** REQUEST **
Of all the lines in the records, how many hold the word "channels"? Answer with the number only.

[start of RECORDS TO PROCESS]

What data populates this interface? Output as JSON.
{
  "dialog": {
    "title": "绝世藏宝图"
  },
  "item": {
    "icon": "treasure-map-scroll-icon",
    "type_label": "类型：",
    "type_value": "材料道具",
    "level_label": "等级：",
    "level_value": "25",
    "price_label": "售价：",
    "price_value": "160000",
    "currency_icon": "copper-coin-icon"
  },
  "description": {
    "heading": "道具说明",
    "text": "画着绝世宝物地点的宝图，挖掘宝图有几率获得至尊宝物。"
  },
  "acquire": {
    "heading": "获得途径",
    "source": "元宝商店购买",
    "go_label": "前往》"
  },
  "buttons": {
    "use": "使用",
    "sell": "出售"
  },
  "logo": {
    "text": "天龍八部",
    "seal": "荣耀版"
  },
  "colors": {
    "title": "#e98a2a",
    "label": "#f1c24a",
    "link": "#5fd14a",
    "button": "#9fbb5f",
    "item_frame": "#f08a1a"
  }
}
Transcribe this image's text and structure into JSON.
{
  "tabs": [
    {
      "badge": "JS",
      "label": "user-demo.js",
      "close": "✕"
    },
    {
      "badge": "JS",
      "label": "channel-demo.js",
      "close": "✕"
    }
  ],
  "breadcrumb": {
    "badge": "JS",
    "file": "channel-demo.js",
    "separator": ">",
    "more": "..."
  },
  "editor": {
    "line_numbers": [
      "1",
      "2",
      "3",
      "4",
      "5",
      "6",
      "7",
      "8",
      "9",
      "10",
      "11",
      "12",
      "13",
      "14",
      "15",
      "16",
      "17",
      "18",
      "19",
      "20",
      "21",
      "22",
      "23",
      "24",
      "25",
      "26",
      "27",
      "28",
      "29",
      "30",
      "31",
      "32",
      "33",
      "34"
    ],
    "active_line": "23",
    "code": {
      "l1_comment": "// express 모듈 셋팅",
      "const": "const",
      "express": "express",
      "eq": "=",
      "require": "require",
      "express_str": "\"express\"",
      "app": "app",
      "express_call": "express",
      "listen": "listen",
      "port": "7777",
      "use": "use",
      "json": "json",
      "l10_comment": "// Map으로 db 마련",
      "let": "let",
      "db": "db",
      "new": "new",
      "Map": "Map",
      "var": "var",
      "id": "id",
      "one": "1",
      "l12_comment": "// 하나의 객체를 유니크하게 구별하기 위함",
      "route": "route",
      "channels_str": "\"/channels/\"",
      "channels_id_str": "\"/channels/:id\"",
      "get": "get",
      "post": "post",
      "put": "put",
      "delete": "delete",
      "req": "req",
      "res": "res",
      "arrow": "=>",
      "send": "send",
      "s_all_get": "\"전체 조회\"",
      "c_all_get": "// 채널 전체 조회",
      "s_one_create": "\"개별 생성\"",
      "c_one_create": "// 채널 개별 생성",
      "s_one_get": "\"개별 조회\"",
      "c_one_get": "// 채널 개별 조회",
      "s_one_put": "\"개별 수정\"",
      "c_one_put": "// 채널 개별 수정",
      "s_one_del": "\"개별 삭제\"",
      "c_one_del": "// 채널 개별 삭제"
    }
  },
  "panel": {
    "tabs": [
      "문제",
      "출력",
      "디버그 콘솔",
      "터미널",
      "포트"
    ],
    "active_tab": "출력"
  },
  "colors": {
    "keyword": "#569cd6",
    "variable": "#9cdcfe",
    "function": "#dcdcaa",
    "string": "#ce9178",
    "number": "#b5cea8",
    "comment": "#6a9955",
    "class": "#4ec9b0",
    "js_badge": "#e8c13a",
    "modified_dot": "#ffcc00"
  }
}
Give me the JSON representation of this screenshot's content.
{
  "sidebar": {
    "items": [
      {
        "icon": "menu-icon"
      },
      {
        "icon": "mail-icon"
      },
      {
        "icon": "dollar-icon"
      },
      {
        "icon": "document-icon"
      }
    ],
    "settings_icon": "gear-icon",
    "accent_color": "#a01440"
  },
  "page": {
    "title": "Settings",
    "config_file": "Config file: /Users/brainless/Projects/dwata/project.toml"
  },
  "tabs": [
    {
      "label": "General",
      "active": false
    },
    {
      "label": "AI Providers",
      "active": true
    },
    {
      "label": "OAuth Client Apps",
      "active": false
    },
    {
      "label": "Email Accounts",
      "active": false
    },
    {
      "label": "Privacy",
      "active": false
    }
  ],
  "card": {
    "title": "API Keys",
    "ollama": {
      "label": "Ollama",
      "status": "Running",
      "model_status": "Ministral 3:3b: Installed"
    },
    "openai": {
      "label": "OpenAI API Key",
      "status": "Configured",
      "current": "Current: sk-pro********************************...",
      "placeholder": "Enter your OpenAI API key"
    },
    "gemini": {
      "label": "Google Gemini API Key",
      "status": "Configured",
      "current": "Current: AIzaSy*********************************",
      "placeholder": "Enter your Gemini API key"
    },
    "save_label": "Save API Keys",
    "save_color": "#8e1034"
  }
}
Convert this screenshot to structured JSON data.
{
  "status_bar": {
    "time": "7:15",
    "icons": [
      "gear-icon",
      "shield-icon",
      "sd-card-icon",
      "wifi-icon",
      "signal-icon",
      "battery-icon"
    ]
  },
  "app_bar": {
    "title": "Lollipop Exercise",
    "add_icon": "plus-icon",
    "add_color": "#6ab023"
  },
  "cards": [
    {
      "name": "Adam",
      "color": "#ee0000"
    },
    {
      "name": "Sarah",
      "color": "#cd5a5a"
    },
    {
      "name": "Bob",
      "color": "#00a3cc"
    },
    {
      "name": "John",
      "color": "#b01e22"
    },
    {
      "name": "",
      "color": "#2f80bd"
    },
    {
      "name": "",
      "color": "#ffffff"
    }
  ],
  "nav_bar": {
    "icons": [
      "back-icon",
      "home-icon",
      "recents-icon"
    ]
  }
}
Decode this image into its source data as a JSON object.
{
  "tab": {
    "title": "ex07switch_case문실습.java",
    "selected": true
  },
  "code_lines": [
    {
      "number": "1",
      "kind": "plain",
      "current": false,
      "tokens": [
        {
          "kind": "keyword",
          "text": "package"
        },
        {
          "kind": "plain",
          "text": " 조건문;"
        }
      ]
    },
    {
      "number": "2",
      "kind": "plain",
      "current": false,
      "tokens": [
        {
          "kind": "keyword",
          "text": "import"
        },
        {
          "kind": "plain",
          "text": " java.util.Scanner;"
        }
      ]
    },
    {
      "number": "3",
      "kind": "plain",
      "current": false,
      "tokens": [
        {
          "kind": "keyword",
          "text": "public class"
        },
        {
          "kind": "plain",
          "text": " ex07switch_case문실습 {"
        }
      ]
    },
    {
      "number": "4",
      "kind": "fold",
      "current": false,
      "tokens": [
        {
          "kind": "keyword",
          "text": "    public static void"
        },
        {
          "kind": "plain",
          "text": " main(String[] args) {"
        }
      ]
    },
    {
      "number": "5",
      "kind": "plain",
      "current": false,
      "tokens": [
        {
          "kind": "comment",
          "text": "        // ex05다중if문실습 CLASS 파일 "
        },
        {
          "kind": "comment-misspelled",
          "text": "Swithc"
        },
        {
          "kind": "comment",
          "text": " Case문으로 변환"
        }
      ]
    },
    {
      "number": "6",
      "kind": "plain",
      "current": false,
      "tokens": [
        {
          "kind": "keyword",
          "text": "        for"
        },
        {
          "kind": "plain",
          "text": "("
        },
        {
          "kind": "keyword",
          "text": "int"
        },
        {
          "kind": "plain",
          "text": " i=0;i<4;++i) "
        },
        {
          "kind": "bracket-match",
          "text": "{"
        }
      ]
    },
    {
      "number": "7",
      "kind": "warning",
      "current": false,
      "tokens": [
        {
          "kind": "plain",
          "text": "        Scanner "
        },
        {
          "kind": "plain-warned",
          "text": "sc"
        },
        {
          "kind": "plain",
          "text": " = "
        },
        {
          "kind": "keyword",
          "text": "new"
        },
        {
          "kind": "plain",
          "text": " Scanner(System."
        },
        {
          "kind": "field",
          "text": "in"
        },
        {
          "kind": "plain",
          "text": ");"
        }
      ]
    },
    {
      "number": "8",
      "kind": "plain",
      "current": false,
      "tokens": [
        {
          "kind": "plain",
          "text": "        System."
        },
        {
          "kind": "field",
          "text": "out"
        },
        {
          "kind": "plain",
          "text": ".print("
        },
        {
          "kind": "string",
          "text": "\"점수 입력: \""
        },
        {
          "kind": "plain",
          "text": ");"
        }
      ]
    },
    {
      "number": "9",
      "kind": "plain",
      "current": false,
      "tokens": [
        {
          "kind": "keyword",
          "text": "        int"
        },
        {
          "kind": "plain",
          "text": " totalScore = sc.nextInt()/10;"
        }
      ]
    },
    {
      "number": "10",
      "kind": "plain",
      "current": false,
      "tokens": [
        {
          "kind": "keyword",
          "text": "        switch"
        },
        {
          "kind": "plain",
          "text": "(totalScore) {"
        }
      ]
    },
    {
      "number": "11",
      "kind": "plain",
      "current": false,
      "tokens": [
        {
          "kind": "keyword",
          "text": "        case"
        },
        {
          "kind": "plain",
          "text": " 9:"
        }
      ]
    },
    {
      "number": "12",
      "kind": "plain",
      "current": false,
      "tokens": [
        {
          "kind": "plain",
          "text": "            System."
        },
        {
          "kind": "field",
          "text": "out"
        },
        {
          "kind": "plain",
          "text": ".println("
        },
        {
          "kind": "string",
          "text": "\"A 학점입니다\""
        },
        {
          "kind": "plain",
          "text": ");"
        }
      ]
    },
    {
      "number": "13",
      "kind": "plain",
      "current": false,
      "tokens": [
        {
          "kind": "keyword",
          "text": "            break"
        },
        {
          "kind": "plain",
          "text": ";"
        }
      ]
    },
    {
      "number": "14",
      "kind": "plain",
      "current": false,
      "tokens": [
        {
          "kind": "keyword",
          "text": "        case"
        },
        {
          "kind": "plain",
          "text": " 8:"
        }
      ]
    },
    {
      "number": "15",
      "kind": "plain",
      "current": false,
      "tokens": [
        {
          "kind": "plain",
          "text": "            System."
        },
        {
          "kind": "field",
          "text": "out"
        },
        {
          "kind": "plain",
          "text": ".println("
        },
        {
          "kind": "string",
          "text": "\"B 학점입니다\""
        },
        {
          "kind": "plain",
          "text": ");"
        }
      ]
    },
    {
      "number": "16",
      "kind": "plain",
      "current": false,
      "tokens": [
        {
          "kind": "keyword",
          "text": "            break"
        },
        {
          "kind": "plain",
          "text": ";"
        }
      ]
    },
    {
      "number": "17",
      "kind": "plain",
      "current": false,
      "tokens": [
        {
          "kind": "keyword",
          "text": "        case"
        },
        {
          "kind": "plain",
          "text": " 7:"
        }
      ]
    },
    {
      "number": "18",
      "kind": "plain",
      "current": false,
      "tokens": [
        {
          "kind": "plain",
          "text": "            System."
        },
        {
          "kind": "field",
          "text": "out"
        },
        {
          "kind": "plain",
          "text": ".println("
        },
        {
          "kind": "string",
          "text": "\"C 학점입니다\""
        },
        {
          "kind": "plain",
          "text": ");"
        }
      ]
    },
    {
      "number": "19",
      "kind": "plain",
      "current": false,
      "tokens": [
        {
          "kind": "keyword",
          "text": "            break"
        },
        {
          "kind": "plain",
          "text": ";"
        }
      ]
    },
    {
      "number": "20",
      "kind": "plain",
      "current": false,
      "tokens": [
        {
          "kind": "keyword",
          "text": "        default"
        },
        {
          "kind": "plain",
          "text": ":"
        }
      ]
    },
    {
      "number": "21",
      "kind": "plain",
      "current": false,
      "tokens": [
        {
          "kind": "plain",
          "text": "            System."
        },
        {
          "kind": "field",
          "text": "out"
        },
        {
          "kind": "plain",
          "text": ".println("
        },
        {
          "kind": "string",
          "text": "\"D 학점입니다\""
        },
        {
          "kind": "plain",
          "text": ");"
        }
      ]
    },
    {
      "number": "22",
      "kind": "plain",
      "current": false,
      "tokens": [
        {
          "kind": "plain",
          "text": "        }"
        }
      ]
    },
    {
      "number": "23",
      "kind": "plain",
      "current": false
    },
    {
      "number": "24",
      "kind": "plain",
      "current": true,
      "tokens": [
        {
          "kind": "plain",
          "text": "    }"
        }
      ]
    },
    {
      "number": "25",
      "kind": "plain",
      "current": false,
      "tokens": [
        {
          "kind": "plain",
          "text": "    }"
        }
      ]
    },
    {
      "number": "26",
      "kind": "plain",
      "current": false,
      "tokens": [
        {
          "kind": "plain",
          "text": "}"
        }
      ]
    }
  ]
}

[end of RECORDS TO PROCESS]

** FINAL RESULT **
2